Geëxtraheerde tekst
══════════════════════════════
Ten slotte heeft [getuige 4] als getuige ter zitting verklaard dat swipen destijds een wijd verbreid fenomeen was op Curaçao, waaraan hij als eigenaar van een van de grootste supermarkten ook meedeed. “Business was booming” en de economie draaide op volle toeren dankzij het swipen. De [LOGO BANK 2] ontving van elke transactie 3%. Het was een publiek geheim; de supermarkten, WTC, de restaurants, allemaal deden ze er aan mee, aldus deze getuige.
In een tijdens de zitting door de raadsman overgelegd artikel uit de New York Times van 13 maart 2008 wordt in alle openheid melding gemaakt van de grote aantallen Venezolanen die naar Curaçao kwamen om hier hun geld in te wisselen tegen dollars om zo aan de strenge deviezenbepalingen van hun eigen land te ontkomen.
Tenslotte heeft het gerecht kennisgenomen van het feit dat de hoofdverdachte [hoofdverdachte] al in 2012 door de FIOD is gehoord en toen heeft verklaard over het swipen en heeft aangeboden om zijn administratie aan het openbaar ministerie over te leggen. Het gerecht merkt op dat dit toen niet heeft geleid tot enige kenbare actie aan de kant van het openbaar ministerie en dat het nog tot 2015 heeft geduurd, voordat de vervolging tegen de verdachten aanving.
Hoewel dus niet gezegd kan worden dat sprake was van een bestuurlijk dan wel strafrechtelijk gedoogbeleid, heeft de passieve opstelling van de autoriteiten ten aanzien van het openlijk en op grote schaal plaatsvindende swipen er feitelijk wel toe geleid dat het swipen in Curaçao jarenlang ongemoeid is gelaten en, mede vanwege de voordelen die het voor het eiland opleverde, ongeremd heeft kunnen groeien. Dit heeft een sterk matigende invloed op de strafmaat, in die zin dat het gerecht daardoor een geheel voorwaardelijke geldboete passend acht.
Omdat een geheel voorwaardelijke straf zal worden opgelegd, zal geen vermindering worden toegepast wegens de overschrijding van de redelijke termijn.
Al het voorgaande leidt ertoe dat het gerecht zal volstaan met de oplegging van een geheel voorwaardelijke geldboete van na te noemen duur.
Toepasselijke wettelijke voorschriften
De op te leggen straffen zijn gegrond op de artikelen 1:1 lid 2, 1:19, 1:20, 1:21, 1:127, 1:54, 1:55, 1:123, 1:136, en 2:405 van het Wetboek van Strafrecht en de artikelen 2 en 74 van de Landsverordening toezicht geldtransactiekantoren.
══════════════════════════════
Geëxtraheerde records
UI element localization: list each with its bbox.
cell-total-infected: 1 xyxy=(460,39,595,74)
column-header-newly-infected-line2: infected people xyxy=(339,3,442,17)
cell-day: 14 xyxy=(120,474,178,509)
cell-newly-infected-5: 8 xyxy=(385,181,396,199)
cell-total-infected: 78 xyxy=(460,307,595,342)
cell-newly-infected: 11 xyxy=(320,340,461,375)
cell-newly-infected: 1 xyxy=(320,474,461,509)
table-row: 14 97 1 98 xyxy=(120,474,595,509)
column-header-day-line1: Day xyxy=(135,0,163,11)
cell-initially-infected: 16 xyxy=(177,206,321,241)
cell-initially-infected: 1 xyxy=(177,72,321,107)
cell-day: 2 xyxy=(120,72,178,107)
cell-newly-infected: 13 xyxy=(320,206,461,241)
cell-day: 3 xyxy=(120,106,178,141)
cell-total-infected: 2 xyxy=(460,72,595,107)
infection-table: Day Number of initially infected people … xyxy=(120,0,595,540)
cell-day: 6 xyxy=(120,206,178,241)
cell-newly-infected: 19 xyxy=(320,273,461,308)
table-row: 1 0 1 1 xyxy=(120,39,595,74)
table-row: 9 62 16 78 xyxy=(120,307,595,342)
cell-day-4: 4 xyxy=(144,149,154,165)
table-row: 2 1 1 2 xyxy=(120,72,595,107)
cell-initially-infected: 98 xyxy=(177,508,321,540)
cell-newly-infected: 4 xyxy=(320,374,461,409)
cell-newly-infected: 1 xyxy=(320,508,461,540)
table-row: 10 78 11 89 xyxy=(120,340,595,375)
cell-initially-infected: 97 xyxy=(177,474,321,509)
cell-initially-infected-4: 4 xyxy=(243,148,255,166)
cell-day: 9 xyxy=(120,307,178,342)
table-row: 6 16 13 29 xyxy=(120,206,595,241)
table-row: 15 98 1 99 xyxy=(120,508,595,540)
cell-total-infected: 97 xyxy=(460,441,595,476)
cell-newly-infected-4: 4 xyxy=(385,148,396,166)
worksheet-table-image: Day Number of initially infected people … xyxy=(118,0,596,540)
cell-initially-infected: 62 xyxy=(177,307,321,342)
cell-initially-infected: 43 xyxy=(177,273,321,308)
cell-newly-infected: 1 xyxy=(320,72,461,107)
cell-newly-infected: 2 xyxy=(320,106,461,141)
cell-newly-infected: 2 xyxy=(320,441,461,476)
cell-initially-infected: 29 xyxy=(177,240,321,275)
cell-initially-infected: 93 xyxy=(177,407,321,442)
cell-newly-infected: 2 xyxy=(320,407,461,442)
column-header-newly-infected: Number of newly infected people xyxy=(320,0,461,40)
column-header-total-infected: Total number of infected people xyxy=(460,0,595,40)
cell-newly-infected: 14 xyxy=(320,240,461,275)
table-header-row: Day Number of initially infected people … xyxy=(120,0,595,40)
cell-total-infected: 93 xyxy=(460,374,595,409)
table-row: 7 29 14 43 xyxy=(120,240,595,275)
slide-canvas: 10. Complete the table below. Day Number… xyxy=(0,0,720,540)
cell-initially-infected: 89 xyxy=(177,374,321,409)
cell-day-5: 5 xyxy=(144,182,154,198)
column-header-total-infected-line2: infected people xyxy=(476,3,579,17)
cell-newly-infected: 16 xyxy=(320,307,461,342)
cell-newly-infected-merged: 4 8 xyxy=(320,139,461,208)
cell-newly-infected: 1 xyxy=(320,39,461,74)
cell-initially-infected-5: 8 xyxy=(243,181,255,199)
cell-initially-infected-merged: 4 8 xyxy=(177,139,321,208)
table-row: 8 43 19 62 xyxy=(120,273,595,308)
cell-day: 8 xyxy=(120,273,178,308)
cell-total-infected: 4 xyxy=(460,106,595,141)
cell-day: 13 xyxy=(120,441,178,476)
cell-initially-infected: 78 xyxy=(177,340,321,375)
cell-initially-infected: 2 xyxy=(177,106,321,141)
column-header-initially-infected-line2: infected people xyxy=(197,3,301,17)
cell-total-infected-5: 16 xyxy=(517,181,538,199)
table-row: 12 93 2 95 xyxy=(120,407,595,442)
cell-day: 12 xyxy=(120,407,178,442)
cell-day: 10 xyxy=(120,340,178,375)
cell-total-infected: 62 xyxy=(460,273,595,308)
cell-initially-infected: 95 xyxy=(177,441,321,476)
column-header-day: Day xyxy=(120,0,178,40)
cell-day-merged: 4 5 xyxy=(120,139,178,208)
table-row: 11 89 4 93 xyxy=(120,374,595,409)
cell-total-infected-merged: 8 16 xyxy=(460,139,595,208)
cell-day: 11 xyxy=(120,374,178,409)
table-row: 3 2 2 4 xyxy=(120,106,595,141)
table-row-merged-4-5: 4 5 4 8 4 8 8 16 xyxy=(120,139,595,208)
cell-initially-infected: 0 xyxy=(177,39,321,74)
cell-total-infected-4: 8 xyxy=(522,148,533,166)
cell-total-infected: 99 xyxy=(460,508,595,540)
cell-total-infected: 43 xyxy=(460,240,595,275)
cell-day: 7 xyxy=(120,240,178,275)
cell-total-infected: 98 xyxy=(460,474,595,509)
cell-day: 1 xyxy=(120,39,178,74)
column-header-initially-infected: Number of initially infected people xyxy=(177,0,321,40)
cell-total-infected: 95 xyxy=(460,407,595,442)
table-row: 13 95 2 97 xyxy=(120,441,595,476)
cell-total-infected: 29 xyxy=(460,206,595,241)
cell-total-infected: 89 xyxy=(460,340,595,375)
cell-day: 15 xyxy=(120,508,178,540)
══════════════════════════════
Uit te voeren
1. In welk jaar is de hoofdverdachte volgens de tekst over het swipen op Curaçao door de FIOD gehoord?
2. Schrijf uit de tekst over het swipen op Curaçao het stuk van "Hoewel dus niet" tot en met "geldboete passend acht." letterlijk over.

Antwoorden hieronder
1. In 2012.

2.
Hoewel dus niet gezegd kan worden dat sprake was van een bestuurlijk dan wel strafrechtelijk gedoogbeleid, heeft de passieve opstelling van de autoriteiten ten aanzien van het openlijk en op grote schaal plaatsvindende swipen er feitelijk wel toe geleid dat het swipen in Curaçao jarenlang ongemoeid is gelaten en, mede vanwege de voordelen die het voor het eiland opleverde, ongeremd heeft kunnen groeien. Dit heeft een sterk matigende invloed op de strafmaat, in die zin dat het gerecht daardoor een geheel voorwaardelijke geldboete passend acht.